§ OBJECTIVE
Within the listing below, locate all lines containing the word "photo". Copy each one.
--- EXTRACTED ENTRIES ---
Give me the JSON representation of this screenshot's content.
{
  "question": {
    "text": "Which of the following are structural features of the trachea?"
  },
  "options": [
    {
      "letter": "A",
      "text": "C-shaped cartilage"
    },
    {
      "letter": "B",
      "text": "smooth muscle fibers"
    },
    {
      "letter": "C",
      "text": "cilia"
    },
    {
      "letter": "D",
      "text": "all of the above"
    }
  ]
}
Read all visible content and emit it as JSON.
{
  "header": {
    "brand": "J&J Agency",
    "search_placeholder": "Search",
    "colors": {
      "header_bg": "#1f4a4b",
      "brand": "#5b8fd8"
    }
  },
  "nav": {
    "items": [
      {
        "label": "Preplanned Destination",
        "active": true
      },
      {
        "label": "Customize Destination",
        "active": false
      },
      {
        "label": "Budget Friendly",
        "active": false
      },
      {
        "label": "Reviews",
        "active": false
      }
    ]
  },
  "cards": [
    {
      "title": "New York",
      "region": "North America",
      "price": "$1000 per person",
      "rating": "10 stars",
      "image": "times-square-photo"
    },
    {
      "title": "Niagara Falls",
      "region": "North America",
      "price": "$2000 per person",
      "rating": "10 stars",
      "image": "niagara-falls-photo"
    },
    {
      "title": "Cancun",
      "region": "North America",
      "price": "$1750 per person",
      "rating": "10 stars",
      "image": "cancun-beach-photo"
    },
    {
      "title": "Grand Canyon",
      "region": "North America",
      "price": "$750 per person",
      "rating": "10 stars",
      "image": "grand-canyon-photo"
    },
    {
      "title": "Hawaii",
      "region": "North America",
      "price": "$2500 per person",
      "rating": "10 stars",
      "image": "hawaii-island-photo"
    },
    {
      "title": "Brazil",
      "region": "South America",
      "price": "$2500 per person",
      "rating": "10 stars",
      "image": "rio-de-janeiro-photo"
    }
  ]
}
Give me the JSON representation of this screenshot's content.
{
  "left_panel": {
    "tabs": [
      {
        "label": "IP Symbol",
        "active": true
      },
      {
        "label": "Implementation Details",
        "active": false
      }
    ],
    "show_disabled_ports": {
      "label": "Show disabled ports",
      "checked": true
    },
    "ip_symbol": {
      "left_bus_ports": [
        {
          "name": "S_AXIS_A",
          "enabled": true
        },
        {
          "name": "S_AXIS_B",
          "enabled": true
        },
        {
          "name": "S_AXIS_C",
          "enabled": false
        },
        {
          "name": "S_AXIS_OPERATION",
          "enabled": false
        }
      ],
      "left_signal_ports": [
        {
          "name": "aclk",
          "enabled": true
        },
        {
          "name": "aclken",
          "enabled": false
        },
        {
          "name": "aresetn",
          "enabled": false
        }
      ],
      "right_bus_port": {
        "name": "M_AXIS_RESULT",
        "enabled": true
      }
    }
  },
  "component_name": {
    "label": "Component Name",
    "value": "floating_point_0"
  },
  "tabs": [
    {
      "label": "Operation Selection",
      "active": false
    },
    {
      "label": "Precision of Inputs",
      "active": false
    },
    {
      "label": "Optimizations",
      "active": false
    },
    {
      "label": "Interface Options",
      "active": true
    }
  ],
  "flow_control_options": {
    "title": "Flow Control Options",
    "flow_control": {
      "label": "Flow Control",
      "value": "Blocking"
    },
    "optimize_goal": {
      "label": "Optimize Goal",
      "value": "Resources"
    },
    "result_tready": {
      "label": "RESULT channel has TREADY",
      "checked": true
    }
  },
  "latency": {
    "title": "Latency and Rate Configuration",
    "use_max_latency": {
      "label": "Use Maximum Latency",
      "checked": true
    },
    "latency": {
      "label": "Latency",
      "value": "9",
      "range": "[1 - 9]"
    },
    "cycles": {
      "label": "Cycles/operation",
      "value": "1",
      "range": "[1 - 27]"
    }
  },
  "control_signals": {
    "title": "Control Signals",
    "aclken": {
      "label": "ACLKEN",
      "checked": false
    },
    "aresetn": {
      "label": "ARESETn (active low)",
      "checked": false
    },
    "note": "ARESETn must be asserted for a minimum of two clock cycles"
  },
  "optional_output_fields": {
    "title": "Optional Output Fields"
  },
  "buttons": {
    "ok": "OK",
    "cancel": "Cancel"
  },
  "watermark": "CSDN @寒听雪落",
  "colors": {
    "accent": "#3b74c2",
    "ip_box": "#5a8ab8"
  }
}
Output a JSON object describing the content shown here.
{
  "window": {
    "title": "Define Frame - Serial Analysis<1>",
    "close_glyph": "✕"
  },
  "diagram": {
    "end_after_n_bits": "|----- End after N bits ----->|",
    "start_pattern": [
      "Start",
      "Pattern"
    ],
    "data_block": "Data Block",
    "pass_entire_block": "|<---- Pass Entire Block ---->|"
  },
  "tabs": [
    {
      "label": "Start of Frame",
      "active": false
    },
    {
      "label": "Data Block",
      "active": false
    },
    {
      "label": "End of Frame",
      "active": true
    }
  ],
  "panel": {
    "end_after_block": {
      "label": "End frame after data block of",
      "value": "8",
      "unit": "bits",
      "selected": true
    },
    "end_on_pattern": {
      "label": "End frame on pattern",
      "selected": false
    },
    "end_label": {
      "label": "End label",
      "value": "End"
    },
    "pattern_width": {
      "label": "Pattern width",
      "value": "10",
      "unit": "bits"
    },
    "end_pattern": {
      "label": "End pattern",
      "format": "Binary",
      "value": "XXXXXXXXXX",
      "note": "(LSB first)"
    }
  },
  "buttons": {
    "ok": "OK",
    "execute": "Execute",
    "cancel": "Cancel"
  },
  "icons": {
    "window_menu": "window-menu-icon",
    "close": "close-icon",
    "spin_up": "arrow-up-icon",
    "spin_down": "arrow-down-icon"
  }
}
---
§ RESULT FOR THIS TASK
      "image": "times-square-photo"
      "image": "niagara-falls-photo"
      "image": "cancun-beach-photo"
      "image": "grand-canyon-photo"
      "image": "hawaii-island-photo"
      "image": "rio-de-janeiro-photo"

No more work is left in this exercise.